- [Consignes]:
1 - Recopiez fidèlement le passage de l'extrait sur Masculin/Féminin allant de « Les raisons de » jusqu'à « un système hiérarchique. ».
2 - Résumez en quatre phrases au plus le paragraphe de l'extrait sur Masculin/Féminin qui commence par « Françoise Héritier cherche à comprendre », en conservant ses faits essentiels.

- [Extrait choisi]:
+ + + + +

Nous vous présenterons dans les séries à venir deux de ses contributions les plus importantes portant sur la question des rapports entre hommes et femmes. Le premier ouvrage, paru en 1996, s’intitule « Masculin/Féminin, la pensée de la différence » ; le second, paru en 2002, est la suite du premier et a pour titre « Masculin/Féminin II, dissoudre la hiérarchie ». Nous privilégierons dans un premier temps la lecture du premier tome – qui tient lieu du constat – avant de nous intéresser au second – qui, découlant du constat, s’occupe d’un sujet plus polémique, et surtout plus politique : indiquer les enjeux des temps actuels et à venir, livrer un combat pour dissoudre la hiérarchie.
« Masculin/Féminin, la pensée de la différence », Tome I, réunit douze articles publiés dans différentes revues scientifiques à comité de lecture entre 1979 et 1993. Tous abordaient cette question de recherche qui occupa l’auteur sa vie durant : « Quel est le fondement de la hiérarchie entre les sexes ? »
Les raisons de sa publication
Françoise Héritier cherche à comprendre les raison de cet invariant universel : l’inégalité homme/femme. Sans doute en tant que femme, cette différence la révulse. Elle y voit les racines du mal. Citant Voltaire « Les progrès de la raison sont lents, les racines des préjugés sont profondes », elle nous dit « Ce sont les racines que je voudrais exposer aux regards, à défaut de pouvoir les extirper » [p. 9]. En effet, Françoise Héritier a fait une découverte, qu’elle explicite dans son Tome II : Les femmes sont dominées de par le monde « brutalement et absolument dans certaines parties, de façon plus masquée dans d’autres comme le monde occidental » [p. 9]. Il fallait donc pour elle, au-delà de ce constat, se mettre à la recherche des constantes qui, depuis des millénaires, ont donné naissance à un système hiérarchique.

+ + + + +

- [Enregistrements fournis]:

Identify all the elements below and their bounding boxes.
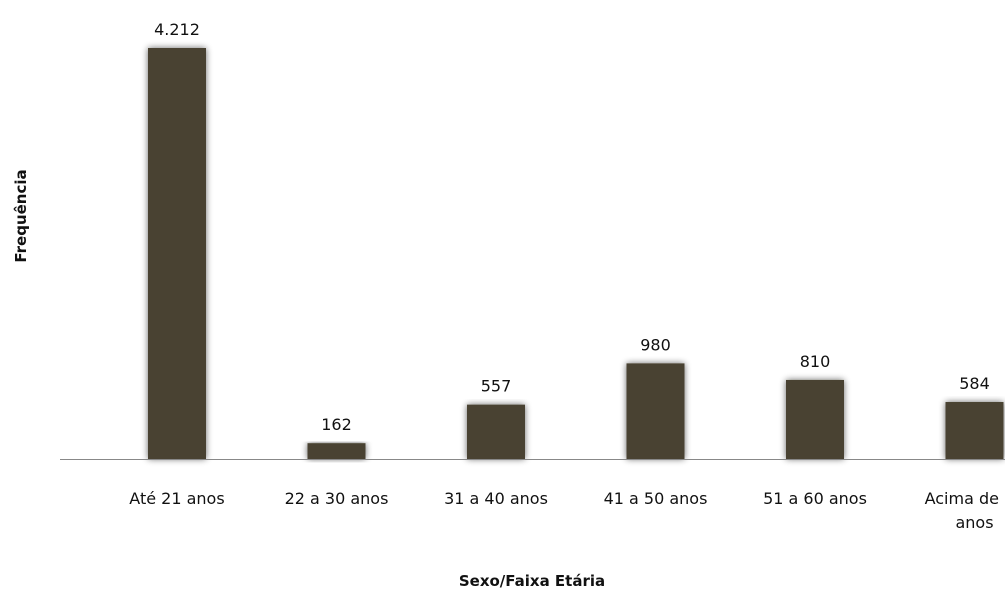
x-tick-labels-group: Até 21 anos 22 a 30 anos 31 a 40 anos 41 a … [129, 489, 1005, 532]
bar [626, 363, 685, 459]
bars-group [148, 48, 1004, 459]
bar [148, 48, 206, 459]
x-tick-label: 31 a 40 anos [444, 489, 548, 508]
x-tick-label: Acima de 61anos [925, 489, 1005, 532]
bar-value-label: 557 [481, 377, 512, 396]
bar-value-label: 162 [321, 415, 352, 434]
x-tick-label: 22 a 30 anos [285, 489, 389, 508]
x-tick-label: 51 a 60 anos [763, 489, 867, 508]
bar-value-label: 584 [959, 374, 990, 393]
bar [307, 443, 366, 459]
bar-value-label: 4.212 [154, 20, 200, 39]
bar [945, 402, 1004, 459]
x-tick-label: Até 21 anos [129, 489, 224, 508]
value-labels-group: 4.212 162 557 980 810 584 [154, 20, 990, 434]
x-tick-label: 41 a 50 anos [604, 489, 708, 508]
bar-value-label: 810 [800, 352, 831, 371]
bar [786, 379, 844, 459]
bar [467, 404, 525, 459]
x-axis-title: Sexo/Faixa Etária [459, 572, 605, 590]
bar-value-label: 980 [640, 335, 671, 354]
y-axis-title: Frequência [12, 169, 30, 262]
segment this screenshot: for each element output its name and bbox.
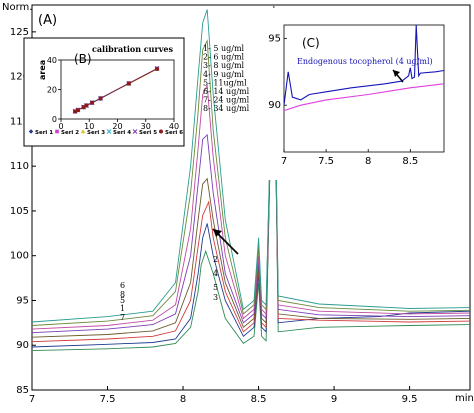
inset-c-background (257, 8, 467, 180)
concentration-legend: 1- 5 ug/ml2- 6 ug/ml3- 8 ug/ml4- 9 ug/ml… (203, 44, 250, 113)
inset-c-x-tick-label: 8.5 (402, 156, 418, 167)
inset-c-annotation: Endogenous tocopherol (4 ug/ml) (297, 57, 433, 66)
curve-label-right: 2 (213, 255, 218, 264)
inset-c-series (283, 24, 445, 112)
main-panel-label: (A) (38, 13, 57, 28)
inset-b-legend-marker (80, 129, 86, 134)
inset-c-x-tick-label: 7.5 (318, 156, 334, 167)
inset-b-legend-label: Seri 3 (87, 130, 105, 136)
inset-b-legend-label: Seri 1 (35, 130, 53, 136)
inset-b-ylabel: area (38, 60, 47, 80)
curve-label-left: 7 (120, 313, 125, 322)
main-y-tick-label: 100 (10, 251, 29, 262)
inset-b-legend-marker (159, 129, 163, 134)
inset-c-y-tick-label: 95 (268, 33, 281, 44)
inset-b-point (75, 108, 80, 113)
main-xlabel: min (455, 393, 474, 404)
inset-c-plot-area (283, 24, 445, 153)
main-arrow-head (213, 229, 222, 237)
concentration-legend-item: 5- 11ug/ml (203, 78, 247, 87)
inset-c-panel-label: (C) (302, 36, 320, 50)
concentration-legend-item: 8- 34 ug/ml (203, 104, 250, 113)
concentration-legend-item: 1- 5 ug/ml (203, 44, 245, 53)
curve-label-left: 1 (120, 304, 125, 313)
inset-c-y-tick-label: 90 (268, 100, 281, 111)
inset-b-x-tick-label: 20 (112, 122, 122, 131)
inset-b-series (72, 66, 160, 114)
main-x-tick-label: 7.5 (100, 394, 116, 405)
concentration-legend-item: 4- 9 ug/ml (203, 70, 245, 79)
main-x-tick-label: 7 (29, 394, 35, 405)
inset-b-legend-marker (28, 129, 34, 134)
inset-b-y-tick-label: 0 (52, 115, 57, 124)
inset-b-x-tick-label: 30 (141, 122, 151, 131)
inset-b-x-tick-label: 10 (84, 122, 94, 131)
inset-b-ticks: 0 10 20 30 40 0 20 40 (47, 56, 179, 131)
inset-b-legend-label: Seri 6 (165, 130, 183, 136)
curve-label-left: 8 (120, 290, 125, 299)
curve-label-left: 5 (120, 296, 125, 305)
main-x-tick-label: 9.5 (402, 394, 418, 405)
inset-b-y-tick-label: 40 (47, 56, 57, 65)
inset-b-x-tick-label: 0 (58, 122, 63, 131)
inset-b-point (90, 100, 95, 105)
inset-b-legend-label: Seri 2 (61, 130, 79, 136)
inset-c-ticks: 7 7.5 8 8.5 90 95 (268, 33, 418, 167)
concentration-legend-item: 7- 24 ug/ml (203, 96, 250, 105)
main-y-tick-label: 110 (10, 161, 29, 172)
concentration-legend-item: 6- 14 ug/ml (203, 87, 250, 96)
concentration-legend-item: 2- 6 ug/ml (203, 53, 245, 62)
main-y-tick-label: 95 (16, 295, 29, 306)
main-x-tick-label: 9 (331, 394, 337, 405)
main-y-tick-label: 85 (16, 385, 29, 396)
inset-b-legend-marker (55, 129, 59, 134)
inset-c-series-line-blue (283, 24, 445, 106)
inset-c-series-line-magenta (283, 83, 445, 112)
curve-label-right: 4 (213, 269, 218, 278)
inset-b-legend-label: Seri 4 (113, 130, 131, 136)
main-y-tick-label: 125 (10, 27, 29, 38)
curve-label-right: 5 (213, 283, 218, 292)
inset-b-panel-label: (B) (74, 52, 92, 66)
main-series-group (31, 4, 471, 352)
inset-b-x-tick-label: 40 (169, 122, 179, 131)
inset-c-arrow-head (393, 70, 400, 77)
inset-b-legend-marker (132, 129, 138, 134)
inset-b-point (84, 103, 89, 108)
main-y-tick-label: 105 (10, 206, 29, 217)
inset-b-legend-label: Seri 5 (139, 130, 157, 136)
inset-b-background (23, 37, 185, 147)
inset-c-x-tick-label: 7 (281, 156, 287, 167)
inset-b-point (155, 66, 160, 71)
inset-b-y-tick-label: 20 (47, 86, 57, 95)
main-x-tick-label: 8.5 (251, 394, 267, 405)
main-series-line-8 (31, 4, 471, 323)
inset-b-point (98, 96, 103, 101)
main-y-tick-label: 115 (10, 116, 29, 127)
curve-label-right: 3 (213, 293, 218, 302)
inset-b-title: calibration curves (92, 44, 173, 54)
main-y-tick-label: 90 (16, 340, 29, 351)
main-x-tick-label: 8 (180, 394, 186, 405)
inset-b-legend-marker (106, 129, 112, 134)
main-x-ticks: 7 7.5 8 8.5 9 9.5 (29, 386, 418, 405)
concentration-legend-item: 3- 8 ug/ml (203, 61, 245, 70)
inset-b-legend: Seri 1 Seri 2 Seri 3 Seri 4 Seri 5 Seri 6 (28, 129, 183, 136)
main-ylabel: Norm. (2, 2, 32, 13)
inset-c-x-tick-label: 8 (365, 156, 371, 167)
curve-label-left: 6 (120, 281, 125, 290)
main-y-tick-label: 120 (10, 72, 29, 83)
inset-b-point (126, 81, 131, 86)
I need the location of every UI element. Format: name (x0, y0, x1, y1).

+ + + + +

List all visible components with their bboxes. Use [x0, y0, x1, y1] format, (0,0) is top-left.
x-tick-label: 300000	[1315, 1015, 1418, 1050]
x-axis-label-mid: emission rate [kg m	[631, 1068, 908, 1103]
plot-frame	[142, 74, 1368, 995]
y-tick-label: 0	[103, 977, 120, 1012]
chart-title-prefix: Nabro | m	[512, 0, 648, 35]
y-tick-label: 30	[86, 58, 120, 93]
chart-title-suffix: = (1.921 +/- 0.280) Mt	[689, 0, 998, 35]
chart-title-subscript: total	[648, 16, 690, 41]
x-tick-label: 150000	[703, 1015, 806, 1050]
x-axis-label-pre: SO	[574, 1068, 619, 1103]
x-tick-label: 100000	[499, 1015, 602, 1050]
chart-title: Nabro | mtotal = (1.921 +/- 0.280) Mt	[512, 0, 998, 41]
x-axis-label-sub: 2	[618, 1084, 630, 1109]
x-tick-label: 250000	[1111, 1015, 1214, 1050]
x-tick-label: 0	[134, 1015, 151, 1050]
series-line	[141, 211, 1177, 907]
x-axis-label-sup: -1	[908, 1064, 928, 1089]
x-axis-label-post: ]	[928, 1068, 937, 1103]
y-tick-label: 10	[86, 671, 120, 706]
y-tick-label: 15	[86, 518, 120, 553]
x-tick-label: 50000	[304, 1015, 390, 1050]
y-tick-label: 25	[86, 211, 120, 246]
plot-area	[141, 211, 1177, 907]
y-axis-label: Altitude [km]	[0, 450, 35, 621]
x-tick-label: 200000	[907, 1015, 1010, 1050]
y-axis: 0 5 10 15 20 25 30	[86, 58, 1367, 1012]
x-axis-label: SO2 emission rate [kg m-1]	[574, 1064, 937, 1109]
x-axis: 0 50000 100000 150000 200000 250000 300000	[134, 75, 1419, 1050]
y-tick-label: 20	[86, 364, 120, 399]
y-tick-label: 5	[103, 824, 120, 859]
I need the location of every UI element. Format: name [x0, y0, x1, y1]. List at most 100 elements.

+ + + + +

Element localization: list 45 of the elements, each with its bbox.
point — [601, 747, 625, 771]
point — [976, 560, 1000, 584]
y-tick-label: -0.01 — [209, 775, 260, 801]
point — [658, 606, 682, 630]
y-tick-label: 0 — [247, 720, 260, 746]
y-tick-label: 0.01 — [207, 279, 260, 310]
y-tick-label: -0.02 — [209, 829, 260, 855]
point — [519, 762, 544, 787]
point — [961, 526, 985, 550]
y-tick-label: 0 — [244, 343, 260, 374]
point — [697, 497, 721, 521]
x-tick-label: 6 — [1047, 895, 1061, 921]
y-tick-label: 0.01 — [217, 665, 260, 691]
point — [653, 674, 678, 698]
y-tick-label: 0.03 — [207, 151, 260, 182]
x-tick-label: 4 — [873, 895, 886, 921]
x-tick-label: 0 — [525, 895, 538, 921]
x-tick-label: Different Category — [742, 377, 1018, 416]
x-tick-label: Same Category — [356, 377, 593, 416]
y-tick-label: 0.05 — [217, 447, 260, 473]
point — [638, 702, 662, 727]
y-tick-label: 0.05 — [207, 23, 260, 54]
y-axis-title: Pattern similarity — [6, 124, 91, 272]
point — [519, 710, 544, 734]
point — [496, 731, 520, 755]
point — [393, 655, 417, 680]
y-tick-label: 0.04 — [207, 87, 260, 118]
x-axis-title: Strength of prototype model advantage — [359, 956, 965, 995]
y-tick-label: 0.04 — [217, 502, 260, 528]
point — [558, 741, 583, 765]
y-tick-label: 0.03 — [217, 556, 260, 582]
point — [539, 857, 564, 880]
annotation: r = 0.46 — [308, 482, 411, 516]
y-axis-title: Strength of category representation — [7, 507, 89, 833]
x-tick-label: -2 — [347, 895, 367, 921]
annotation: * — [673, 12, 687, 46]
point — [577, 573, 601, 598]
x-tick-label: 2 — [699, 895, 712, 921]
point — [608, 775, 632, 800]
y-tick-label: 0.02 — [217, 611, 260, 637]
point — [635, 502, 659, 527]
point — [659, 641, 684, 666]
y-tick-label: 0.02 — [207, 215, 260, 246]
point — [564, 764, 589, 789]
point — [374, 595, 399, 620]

+ + + + +

- [Corrigé]:
1 -
Les raisons de sa publication
Françoise Héritier cherche à comprendre les raison de cet invariant universel : l’inégalité homme/femme. Sans doute en tant que femme, cette différence la révulse. Elle y voit les racines du mal. Citant Voltaire « Les progrès de la raison sont lents, les racines des préjugés sont profondes », elle nous dit « Ce sont les racines que je voudrais exposer aux regards, à défaut de pouvoir les extirper » [p. 9]. En effet, Françoise Héritier a fait une découverte, qu’elle explicite dans son Tome II : Les femmes sont dominées de par le monde « brutalement et absolument dans certaines parties, de façon plus masquée dans d’autres comme le monde occidental » [p. 9]. Il fallait donc pour elle, au-delà de ce constat, se mettre à la recherche des constantes qui, depuis des millénaires, ont donné naissance à un système hiérarchique.

2 - Françoise Héritier veut comprendre pourquoi l'inégalité entre hommes et femmes est un invariant universel, une différence qui la révulse et où elle voit les racines du mal. Reprenant une phrase de Voltaire sur la profondeur des préjugés, elle dit vouloir exposer ces racines aux regards, faute de pouvoir les extirper. Elle a en effet découvert, comme elle l'explique dans son Tome II, que les femmes sont dominées partout dans le monde, brutalement et absolument dans certaines régions, de façon plus masquée dans d'autres comme le monde occidental. Au-delà de ce constat, elle devait donc rechercher les constantes qui, depuis des millénaires, ont donné naissance à un système hiérarchique.